## [GIVEN REQUEST]
Work out how many lines in the listing below include the word "time"; answer with the number alone.

+--

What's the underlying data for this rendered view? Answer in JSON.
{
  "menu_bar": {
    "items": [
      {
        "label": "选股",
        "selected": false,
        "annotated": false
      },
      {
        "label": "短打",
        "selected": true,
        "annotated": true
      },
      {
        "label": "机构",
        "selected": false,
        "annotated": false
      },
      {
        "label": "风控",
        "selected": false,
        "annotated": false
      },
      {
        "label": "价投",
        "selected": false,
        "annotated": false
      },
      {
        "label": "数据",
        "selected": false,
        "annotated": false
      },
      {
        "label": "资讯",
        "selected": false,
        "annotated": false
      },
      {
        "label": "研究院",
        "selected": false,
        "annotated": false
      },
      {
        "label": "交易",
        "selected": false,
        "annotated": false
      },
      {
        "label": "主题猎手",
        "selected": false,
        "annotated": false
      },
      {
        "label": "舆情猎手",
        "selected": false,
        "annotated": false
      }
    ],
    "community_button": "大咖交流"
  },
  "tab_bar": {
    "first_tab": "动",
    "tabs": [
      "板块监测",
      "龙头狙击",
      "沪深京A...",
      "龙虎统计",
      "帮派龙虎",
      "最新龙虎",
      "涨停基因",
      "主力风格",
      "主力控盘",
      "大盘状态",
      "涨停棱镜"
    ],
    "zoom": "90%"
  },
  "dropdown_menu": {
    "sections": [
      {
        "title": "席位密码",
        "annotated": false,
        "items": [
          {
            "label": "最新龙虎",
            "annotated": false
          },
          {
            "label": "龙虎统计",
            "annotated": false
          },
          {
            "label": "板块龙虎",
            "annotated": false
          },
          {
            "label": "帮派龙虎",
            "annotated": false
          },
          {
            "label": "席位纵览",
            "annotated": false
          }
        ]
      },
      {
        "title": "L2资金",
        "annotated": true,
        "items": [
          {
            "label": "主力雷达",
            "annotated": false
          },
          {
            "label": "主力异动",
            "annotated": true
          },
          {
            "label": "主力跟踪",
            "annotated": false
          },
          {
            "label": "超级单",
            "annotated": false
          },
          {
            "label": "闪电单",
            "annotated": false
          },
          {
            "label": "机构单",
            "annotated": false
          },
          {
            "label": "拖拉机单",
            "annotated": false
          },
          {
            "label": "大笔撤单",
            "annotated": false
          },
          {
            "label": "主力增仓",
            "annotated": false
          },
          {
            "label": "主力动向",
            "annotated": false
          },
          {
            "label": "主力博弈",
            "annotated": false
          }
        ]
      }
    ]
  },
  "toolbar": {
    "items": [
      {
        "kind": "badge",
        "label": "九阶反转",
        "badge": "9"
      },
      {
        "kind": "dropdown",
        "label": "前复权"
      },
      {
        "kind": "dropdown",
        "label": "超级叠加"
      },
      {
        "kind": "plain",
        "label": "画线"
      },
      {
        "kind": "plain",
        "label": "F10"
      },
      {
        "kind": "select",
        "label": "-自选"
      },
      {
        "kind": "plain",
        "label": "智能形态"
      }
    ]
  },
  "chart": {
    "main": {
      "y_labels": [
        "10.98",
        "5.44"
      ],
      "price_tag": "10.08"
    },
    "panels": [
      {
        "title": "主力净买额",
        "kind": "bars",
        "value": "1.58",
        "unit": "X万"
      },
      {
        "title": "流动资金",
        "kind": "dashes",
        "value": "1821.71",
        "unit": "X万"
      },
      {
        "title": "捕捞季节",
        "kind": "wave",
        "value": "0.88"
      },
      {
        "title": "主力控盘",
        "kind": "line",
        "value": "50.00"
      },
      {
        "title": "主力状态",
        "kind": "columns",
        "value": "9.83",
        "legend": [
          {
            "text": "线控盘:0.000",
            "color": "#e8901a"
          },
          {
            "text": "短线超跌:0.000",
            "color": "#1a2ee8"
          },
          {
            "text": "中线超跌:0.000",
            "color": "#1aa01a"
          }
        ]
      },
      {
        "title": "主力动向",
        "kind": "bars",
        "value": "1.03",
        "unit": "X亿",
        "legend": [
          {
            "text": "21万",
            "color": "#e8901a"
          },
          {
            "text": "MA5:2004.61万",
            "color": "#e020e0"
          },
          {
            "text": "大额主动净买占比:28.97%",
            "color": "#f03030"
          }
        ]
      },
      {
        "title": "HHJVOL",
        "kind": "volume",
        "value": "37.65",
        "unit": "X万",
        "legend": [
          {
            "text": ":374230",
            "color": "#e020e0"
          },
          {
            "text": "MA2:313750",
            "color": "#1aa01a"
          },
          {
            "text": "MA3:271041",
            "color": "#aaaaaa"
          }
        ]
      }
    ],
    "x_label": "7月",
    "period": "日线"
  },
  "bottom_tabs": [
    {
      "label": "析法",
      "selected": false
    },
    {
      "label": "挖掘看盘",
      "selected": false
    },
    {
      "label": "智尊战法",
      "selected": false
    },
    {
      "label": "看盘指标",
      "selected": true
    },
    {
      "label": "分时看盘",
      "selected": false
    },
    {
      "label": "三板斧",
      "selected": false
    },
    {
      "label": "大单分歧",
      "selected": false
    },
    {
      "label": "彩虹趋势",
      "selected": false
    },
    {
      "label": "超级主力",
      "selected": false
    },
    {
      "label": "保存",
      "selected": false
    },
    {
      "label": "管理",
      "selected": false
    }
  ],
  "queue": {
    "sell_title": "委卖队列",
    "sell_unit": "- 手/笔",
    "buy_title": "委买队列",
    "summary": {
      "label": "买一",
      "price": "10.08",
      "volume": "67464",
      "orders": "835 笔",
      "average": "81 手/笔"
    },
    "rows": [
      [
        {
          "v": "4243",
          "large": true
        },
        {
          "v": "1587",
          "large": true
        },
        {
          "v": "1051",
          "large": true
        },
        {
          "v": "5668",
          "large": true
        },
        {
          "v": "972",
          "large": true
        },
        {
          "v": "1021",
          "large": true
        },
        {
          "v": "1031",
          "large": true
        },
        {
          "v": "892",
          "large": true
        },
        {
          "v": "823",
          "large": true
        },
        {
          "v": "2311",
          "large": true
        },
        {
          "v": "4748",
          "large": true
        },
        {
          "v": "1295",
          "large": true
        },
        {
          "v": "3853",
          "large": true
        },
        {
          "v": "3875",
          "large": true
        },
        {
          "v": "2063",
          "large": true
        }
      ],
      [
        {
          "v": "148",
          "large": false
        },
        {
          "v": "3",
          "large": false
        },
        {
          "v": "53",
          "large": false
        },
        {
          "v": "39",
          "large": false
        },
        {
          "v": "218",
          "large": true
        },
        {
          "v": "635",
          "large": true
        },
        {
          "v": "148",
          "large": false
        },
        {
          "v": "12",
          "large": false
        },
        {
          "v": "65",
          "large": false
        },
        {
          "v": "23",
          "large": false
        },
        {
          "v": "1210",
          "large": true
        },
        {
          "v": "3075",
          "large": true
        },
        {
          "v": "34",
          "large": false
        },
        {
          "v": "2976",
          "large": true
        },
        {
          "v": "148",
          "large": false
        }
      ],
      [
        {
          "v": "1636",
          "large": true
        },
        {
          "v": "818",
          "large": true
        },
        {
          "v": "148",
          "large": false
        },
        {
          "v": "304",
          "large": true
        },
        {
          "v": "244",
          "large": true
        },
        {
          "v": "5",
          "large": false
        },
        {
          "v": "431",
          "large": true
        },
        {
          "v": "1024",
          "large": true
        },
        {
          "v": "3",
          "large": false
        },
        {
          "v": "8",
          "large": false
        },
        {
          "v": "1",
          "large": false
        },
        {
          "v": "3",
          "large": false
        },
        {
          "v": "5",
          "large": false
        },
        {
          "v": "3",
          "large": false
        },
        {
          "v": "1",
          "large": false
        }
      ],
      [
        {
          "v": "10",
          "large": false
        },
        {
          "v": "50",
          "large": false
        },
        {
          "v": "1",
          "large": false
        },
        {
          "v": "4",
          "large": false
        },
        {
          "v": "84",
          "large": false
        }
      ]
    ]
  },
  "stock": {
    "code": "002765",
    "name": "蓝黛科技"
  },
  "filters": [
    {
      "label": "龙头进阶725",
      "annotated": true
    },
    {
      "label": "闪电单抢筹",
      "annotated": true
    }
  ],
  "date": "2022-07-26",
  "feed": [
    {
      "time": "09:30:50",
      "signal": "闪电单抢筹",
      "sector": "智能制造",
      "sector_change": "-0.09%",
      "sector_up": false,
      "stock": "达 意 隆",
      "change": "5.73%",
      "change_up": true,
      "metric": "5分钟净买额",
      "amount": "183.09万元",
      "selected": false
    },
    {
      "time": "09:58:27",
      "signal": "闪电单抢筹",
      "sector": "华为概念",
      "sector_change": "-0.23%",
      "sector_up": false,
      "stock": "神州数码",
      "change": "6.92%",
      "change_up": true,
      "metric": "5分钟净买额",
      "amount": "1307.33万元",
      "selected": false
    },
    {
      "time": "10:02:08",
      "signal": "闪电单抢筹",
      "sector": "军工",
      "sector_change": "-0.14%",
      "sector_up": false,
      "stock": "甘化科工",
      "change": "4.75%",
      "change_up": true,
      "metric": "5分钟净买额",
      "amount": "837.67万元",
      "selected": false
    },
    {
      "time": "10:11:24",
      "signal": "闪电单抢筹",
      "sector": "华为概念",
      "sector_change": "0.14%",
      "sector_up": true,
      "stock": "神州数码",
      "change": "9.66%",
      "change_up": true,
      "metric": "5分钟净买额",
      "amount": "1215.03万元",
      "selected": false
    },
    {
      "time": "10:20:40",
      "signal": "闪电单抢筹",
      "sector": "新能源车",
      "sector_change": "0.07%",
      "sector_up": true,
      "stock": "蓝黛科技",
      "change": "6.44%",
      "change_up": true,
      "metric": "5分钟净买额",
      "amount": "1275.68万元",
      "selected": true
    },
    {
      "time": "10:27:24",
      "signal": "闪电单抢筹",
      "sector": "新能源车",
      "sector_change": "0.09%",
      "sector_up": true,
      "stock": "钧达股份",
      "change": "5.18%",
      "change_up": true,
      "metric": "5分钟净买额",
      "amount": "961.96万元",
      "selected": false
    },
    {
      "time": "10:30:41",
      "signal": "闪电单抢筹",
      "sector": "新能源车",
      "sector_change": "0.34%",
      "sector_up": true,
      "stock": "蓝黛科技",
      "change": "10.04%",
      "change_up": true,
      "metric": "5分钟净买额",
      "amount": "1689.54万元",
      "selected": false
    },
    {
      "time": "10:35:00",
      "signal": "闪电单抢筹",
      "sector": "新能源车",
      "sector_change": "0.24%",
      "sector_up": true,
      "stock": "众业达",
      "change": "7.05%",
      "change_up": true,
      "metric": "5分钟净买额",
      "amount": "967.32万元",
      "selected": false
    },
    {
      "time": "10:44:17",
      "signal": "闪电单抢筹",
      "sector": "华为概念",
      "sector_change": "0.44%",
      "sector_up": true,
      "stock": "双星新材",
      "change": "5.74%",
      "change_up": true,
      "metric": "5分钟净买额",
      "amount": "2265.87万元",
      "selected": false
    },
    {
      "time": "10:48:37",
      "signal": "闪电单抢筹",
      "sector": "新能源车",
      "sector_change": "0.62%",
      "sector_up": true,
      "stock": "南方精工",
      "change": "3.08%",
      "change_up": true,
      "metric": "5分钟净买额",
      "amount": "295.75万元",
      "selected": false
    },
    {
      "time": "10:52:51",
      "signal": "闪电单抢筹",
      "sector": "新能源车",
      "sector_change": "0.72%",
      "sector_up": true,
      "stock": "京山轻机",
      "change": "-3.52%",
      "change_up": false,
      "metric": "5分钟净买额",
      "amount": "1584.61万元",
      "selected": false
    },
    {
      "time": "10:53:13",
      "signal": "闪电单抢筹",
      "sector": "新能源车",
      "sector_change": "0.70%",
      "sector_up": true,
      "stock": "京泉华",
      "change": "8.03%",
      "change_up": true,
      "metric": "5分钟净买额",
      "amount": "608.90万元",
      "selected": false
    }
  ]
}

+--

## [SOLUTION TO THIS PROBLEM]
12